All of the lines below are to be transcribed faithfully, with pictures excluded from the copy.

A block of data
-=-=-=-=-
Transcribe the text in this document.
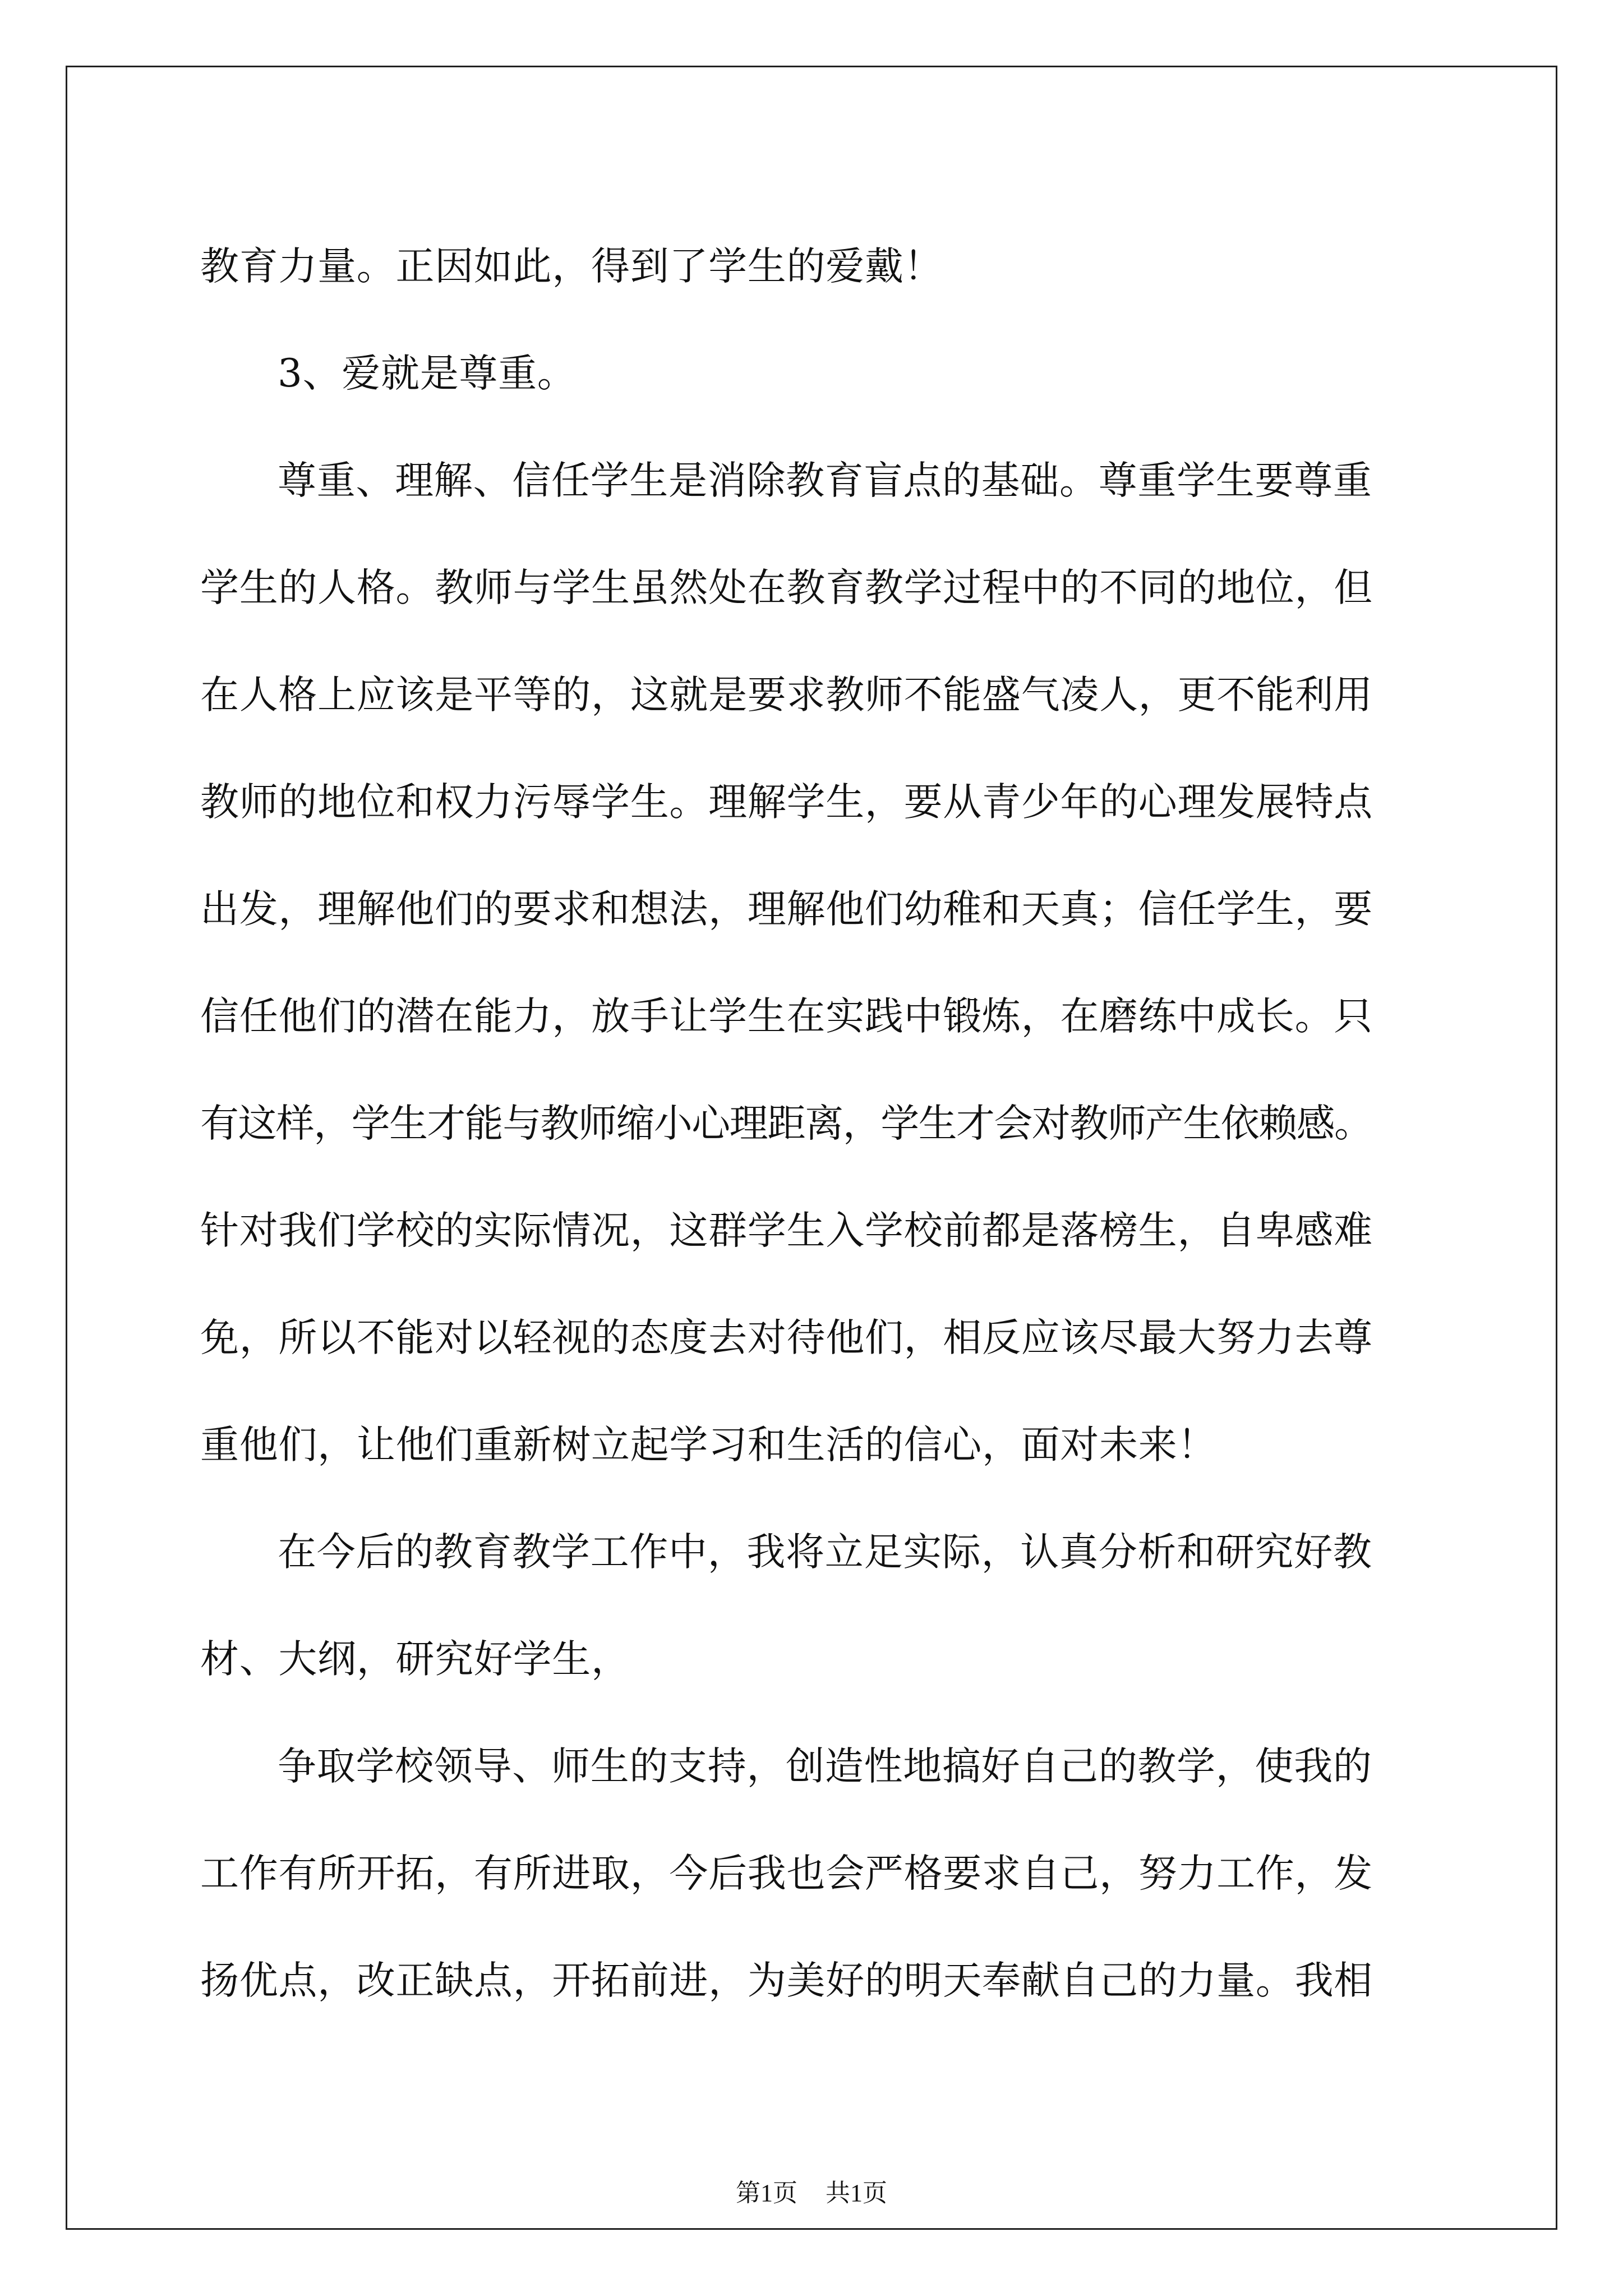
教育力量。正因如此，得到了学生的爱戴！
3、爱就是尊重。
尊重、理解、信任学生是消除教育盲点的基础。尊重学生要尊重
学生的人格。教师与学生虽然处在教育教学过程中的不同的地位，但
在人格上应该是平等的，这就是要求教师不能盛气凌人，更不能利用
教师的地位和权力污辱学生。理解学生，要从青少年的心理发展特点
出发，理解他们的要求和想法，理解他们幼稚和天真；信任学生，要
信任他们的潜在能力，放手让学生在实践中锻炼，在磨练中成长。只
有这样，学生才能与教师缩小心理距离，学生才会对教师产生依赖感。
针对我们学校的实际情况，这群学生入学校前都是落榜生，自卑感难
免，所以不能对以轻视的态度去对待他们，相反应该尽最大努力去尊
重他们，让他们重新树立起学习和生活的信心，面对未来！
在今后的教育教学工作中，我将立足实际，认真分析和研究好教
材、大纲，研究好学生，
争取学校领导、师生的支持，创造性地搞好自己的教学，使我的
工作有所开拓，有所进取，今后我也会严格要求自己，努力工作，发
扬优点，改正缺点，开拓前进，为美好的明天奉献自己的力量。我相
第1页 共1页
-=-=-=-=-
- [Answer to this problem]:
Transcribe the text in this document.
教育力量。正因如此，得到了学生的爱戴！
3、爱就是尊重。
尊重、理解、信任学生是消除教育盲点的基础。尊重学生要尊重
学生的人格。教师与学生虽然处在教育教学过程中的不同的地位，但
在人格上应该是平等的，这就是要求教师不能盛气凌人，更不能利用
教师的地位和权力污辱学生。理解学生，要从青少年的心理发展特点
出发，理解他们的要求和想法，理解他们幼稚和天真；信任学生，要
信任他们的潜在能力，放手让学生在实践中锻炼，在磨练中成长。只
有这样，学生才能与教师缩小心理距离，学生才会对教师产生依赖感。
针对我们学校的实际情况，这群学生入学校前都是落榜生，自卑感难
免，所以不能对以轻视的态度去对待他们，相反应该尽最大努力去尊
重他们，让他们重新树立起学习和生活的信心，面对未来！
在今后的教育教学工作中，我将立足实际，认真分析和研究好教
材、大纲，研究好学生，
争取学校领导、师生的支持，创造性地搞好自己的教学，使我的
工作有所开拓，有所进取，今后我也会严格要求自己，努力工作，发
扬优点，改正缺点，开拓前进，为美好的明天奉献自己的力量。我相
第1页 共1页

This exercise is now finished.